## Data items
■ ■ ■

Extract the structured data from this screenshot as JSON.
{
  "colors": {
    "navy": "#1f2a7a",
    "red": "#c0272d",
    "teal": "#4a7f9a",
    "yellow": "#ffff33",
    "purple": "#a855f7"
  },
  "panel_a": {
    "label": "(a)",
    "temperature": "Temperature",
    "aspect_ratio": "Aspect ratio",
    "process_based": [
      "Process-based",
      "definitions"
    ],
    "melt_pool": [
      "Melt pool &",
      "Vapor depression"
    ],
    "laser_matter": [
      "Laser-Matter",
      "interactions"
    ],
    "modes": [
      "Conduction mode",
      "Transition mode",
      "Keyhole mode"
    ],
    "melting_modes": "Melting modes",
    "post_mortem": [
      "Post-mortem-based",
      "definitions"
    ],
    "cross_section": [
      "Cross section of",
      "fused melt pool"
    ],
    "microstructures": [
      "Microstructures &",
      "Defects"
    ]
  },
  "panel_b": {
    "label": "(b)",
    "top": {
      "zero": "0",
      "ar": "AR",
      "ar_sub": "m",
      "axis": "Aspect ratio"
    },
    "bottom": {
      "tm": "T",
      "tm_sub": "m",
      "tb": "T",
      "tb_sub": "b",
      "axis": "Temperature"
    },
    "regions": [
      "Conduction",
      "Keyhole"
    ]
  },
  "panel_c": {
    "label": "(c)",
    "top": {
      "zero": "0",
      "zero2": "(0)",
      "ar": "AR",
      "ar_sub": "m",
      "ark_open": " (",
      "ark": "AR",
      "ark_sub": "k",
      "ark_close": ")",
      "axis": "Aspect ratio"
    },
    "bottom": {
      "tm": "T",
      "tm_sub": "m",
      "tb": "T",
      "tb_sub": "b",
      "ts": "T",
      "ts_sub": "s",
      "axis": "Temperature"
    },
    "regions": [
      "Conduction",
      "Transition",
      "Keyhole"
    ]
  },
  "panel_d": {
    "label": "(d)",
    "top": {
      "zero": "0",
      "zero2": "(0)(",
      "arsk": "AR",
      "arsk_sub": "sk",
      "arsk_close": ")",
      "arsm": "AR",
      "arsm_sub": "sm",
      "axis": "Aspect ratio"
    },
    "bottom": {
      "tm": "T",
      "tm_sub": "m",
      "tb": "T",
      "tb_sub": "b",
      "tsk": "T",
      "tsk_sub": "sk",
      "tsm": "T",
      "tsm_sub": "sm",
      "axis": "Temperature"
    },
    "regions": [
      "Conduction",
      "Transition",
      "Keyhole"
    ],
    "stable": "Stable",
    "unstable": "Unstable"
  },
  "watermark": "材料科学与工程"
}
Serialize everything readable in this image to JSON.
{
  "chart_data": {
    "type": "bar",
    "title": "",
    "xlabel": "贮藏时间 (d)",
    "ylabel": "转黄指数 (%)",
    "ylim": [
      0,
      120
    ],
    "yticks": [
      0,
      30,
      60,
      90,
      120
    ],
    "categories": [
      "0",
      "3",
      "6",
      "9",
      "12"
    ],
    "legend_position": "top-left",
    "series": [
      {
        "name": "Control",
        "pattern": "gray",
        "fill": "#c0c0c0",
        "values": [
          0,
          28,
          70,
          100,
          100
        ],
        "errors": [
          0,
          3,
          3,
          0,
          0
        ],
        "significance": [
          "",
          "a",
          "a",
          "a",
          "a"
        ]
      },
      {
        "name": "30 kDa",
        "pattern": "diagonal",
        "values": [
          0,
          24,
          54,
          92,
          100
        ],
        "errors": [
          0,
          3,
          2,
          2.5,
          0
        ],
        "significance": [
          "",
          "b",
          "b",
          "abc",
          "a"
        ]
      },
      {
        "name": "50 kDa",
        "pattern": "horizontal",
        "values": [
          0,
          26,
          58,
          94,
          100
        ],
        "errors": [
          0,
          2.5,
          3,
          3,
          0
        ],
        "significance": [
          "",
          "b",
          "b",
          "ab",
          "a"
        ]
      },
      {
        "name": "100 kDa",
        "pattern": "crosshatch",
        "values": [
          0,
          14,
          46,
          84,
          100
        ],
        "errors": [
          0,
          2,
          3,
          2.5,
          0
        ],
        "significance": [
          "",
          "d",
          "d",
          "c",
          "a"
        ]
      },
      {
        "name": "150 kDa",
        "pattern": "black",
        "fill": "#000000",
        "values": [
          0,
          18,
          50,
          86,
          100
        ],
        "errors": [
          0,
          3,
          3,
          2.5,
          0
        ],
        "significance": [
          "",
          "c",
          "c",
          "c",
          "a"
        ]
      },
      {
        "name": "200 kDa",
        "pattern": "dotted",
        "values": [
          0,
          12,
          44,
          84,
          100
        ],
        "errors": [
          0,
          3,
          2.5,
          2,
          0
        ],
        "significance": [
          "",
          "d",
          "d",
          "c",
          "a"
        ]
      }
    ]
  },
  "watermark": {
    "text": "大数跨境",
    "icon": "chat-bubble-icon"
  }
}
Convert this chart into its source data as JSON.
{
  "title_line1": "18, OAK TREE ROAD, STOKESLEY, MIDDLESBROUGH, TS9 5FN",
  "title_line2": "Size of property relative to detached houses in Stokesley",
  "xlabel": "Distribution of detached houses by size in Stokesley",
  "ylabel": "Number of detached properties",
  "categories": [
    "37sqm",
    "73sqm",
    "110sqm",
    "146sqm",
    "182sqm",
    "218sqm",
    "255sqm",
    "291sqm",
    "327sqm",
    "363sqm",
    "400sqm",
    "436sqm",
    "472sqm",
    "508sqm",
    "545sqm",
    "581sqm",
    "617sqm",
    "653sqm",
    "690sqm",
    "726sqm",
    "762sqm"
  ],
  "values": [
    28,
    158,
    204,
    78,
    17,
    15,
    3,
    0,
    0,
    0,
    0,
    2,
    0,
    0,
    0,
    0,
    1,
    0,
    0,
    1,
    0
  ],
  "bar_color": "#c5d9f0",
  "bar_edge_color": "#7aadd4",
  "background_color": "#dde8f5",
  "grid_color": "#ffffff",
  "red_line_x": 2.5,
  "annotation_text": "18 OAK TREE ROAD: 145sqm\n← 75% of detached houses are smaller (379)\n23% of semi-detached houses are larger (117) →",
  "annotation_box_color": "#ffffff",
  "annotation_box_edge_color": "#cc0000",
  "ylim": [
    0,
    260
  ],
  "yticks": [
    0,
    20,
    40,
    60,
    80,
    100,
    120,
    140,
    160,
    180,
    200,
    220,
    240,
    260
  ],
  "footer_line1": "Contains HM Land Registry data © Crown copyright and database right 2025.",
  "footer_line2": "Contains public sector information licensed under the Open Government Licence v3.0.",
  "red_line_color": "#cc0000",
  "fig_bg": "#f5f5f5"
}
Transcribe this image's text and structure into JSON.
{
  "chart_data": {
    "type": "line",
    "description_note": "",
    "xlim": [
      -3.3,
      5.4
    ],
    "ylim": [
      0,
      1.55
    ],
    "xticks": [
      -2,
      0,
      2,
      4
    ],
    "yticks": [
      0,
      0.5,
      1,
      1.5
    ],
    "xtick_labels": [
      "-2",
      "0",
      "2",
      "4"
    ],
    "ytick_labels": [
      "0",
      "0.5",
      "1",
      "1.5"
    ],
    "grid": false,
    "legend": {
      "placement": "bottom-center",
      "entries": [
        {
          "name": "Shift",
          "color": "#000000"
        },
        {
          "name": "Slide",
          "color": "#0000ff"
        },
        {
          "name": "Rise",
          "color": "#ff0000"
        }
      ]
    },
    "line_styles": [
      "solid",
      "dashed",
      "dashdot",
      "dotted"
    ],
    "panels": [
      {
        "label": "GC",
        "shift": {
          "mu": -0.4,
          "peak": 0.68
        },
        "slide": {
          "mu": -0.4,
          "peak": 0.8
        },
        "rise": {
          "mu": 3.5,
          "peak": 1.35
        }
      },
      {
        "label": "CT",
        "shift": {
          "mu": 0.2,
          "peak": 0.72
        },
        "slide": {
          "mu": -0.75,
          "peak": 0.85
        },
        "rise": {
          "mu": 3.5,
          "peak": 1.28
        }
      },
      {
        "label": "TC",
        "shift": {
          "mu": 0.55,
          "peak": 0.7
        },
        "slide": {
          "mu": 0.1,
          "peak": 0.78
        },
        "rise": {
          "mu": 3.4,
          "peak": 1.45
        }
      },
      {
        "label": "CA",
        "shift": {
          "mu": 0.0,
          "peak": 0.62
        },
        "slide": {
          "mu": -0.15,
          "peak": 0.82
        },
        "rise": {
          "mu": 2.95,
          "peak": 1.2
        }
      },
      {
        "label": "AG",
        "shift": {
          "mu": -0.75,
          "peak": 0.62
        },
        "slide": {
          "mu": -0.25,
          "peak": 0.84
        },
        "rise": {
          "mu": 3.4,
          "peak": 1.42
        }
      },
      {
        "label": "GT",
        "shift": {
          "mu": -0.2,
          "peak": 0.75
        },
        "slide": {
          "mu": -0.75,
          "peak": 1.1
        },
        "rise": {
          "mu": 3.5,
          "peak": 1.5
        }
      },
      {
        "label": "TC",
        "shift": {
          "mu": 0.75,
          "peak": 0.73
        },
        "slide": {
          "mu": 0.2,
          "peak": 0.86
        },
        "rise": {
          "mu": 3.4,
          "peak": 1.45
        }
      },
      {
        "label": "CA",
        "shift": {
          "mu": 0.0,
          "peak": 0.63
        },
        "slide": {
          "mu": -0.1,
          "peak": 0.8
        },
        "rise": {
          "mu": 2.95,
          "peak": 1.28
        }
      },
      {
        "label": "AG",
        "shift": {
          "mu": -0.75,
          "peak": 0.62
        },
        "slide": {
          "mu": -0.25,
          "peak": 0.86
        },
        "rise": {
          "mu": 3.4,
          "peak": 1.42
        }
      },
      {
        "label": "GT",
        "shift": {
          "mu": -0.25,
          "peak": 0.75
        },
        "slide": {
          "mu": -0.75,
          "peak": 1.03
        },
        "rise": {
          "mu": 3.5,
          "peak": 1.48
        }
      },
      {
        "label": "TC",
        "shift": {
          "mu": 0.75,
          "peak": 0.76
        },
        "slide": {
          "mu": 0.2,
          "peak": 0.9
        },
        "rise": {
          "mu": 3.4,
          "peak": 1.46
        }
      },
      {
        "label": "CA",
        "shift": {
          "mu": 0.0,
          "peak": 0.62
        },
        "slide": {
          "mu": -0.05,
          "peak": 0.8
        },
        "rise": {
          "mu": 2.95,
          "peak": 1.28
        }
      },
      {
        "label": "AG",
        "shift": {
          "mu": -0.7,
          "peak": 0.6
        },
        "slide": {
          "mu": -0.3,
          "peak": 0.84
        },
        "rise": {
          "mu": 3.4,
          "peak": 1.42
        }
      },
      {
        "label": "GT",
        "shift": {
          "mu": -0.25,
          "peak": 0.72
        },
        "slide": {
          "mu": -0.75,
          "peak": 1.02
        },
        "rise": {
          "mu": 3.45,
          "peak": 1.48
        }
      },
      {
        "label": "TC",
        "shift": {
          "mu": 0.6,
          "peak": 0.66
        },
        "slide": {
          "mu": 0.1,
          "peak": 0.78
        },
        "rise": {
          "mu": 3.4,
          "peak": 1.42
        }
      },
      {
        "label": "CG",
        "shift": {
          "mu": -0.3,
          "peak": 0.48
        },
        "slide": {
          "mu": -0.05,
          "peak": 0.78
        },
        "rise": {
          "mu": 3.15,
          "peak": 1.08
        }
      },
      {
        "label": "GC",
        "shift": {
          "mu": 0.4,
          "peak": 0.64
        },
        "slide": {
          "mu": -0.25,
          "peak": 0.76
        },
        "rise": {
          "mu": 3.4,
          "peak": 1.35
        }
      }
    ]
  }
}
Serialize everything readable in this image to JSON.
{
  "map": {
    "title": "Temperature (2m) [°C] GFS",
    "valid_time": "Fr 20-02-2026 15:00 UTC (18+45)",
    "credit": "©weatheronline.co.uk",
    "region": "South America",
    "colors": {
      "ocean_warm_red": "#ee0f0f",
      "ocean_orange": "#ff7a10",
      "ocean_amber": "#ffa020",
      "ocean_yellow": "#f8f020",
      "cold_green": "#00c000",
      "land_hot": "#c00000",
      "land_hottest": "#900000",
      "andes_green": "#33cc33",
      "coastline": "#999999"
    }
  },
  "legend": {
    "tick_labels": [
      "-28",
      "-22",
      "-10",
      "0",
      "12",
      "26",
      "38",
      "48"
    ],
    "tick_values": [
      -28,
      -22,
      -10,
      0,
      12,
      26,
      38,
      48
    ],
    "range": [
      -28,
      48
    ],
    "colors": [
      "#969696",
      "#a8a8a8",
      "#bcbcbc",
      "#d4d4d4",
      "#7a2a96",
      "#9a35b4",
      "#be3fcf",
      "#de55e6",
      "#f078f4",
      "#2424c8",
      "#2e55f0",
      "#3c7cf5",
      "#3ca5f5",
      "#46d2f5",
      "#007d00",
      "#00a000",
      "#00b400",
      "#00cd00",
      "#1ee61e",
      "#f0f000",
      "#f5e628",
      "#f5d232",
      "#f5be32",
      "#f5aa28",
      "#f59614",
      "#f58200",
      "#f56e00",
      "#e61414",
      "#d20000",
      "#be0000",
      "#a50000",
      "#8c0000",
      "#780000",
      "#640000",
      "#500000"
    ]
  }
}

■ ■ ■

## DIRECTIVE
Copy each line above that contains the word "TREE".

## RESPONSE FOR THIS EXERCISE
  "title_line1": "18, OAK TREE ROAD, STOKESLEY, MIDDLESBROUGH, TS9 5FN",
  "annotation_text": "18 OAK TREE ROAD: 145sqm\n← 75% of detached houses are smaller (379)\n23% of semi-detached houses are larger (117) →",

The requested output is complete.